__Prompt__: Reproduce the entries below verbatim, from their first line through the line containing "- x-tick-label: 01/2019: [54, 501, 133, 523]", including that line, and stop there.

* BEGIN *

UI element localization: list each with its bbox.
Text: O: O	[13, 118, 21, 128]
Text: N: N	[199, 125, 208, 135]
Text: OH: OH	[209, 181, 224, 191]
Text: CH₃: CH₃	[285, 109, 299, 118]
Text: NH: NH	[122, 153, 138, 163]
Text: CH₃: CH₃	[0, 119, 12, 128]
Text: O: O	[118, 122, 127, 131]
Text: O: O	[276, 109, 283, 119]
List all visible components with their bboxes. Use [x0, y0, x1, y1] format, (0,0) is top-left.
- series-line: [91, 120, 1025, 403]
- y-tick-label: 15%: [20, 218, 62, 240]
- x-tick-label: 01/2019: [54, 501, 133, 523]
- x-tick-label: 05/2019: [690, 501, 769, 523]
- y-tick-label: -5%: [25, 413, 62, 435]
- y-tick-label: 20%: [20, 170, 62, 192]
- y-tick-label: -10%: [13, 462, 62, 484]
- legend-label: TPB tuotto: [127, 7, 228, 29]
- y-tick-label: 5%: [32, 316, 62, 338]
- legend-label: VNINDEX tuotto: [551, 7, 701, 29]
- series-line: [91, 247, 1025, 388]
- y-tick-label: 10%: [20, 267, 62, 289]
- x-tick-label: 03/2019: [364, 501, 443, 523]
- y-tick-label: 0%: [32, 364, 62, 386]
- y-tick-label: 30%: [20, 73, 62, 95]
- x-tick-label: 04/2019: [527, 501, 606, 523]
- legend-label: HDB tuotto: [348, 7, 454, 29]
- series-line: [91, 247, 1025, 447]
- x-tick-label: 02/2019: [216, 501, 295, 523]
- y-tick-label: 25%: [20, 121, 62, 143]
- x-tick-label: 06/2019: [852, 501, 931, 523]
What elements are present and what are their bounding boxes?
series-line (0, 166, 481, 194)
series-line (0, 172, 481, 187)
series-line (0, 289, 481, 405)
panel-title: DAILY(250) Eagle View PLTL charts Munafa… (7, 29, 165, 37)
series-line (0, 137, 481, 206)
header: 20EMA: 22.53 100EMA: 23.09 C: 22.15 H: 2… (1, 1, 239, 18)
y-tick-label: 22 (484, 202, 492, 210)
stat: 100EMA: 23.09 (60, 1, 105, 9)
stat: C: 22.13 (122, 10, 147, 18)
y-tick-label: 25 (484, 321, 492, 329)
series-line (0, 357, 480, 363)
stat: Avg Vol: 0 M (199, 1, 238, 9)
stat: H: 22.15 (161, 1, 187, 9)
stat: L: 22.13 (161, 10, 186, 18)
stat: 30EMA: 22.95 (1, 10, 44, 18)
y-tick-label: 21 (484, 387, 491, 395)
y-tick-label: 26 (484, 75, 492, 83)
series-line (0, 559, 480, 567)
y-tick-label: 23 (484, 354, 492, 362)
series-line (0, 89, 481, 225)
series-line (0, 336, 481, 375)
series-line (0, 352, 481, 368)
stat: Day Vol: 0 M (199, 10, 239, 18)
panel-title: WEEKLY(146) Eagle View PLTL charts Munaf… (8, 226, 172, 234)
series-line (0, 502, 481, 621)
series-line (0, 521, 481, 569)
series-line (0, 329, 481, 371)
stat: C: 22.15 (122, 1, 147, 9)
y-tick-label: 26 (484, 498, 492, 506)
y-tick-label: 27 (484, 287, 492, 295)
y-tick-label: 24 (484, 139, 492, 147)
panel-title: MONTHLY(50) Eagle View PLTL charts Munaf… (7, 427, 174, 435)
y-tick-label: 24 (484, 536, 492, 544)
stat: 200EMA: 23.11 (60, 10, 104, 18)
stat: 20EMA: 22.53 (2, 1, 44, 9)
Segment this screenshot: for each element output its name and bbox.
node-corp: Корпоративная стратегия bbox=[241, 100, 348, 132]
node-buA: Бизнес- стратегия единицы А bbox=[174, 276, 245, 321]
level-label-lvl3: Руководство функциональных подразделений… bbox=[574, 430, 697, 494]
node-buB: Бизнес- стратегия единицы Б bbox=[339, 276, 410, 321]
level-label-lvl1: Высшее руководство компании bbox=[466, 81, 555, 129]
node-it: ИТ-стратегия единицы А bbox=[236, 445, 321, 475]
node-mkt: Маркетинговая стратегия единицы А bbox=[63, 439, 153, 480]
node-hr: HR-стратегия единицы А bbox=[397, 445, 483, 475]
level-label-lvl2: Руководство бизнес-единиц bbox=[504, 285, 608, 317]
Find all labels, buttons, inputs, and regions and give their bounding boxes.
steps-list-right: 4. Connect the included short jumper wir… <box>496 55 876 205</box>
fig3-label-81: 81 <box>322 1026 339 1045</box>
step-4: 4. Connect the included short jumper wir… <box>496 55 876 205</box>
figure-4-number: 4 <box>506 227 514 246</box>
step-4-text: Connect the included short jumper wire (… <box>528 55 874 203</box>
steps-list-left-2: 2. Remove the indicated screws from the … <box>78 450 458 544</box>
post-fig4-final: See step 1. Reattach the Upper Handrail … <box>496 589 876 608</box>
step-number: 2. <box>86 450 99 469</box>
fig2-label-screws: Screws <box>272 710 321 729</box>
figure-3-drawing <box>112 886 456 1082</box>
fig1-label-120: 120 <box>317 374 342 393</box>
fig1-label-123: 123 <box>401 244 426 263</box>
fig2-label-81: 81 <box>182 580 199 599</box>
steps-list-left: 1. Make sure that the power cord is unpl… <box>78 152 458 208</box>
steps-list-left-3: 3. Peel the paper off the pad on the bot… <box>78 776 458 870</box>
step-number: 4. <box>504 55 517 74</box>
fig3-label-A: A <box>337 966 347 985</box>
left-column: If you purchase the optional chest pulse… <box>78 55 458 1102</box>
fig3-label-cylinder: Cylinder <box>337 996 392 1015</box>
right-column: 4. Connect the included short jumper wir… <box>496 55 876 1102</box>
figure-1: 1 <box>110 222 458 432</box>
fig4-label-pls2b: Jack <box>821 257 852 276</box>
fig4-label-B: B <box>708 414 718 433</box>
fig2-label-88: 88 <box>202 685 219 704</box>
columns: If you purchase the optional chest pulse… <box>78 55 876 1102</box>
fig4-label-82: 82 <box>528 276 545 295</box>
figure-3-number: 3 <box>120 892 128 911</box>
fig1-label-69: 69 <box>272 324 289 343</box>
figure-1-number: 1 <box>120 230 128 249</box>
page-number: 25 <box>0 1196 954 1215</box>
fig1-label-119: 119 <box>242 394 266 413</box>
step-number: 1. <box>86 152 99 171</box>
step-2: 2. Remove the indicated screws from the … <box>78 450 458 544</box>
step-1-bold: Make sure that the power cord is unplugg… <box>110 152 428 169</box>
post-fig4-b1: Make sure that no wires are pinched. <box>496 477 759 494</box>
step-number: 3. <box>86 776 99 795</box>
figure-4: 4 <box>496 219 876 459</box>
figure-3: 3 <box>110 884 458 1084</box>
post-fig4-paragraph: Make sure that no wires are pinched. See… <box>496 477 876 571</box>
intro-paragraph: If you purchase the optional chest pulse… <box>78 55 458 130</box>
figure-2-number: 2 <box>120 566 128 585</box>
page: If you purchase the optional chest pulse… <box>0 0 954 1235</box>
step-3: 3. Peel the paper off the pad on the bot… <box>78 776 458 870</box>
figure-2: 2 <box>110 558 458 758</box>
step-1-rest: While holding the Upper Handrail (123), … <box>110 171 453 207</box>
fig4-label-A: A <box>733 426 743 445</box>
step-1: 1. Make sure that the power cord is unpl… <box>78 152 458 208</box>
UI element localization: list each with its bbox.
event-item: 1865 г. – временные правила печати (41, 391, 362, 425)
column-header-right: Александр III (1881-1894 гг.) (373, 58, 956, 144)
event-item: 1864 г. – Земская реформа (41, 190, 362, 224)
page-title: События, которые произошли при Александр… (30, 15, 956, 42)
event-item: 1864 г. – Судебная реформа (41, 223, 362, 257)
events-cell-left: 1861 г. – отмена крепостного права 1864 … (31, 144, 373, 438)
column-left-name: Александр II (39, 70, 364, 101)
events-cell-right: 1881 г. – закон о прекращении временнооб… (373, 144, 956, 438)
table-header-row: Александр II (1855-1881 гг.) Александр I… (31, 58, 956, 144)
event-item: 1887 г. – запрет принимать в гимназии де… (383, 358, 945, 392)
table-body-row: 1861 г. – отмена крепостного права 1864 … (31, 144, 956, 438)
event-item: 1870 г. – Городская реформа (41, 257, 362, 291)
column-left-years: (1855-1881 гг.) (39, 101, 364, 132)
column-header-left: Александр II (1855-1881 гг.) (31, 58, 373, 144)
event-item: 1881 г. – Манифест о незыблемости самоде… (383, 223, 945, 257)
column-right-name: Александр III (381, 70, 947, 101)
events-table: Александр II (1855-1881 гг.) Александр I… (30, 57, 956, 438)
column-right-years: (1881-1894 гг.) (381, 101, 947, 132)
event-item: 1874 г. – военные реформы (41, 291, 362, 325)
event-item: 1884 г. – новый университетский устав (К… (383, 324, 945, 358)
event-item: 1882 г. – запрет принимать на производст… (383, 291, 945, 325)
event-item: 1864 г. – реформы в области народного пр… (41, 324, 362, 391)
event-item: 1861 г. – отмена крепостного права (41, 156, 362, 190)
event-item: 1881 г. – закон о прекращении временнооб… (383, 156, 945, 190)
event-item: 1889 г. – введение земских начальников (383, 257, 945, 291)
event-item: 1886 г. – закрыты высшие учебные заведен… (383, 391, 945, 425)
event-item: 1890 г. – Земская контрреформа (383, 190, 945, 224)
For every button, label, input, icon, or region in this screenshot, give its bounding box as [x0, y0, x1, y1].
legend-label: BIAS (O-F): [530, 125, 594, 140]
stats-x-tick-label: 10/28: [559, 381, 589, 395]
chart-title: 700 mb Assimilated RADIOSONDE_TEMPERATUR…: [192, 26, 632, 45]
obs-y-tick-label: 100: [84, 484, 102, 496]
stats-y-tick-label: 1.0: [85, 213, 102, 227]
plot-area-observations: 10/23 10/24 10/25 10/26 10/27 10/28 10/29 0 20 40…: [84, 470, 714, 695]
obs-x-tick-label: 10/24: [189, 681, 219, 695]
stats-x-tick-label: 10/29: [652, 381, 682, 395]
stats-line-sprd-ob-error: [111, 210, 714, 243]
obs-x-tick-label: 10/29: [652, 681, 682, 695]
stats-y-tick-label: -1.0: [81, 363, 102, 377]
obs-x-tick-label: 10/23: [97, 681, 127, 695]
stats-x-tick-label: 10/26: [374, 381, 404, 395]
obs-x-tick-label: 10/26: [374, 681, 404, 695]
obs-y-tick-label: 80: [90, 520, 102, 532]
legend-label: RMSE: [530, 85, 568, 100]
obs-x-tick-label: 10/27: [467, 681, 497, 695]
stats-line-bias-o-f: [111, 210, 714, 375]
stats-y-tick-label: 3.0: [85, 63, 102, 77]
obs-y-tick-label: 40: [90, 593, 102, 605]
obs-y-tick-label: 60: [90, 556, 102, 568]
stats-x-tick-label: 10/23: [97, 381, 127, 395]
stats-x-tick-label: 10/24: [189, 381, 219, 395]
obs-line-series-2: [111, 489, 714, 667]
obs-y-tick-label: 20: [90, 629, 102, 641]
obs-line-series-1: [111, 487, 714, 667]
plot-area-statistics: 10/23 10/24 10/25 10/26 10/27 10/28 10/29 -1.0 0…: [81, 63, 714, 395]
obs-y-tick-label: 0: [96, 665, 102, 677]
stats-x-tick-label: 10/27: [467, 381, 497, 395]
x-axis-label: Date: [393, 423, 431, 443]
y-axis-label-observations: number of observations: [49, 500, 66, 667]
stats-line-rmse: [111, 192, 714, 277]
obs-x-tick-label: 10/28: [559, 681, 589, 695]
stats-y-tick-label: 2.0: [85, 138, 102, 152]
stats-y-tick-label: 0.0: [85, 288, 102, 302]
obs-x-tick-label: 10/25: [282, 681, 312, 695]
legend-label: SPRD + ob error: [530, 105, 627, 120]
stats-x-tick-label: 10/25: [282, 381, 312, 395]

* END *

__Finished exercise__:
UI element localization: list each with its bbox.
Text: O: O	[13, 118, 21, 128]
Text: N: N	[199, 125, 208, 135]
Text: OH: OH	[209, 181, 224, 191]
Text: CH₃: CH₃	[285, 109, 299, 118]
Text: NH: NH	[122, 153, 138, 163]
Text: CH₃: CH₃	[0, 119, 12, 128]
Text: O: O	[118, 122, 127, 131]
Text: O: O	[276, 109, 283, 119]
List all visible components with their bboxes. Use [x0, y0, x1, y1] format, (0,0) is top-left.
- series-line: [91, 120, 1025, 403]
- y-tick-label: 15%: [20, 218, 62, 240]
- x-tick-label: 01/2019: [54, 501, 133, 523]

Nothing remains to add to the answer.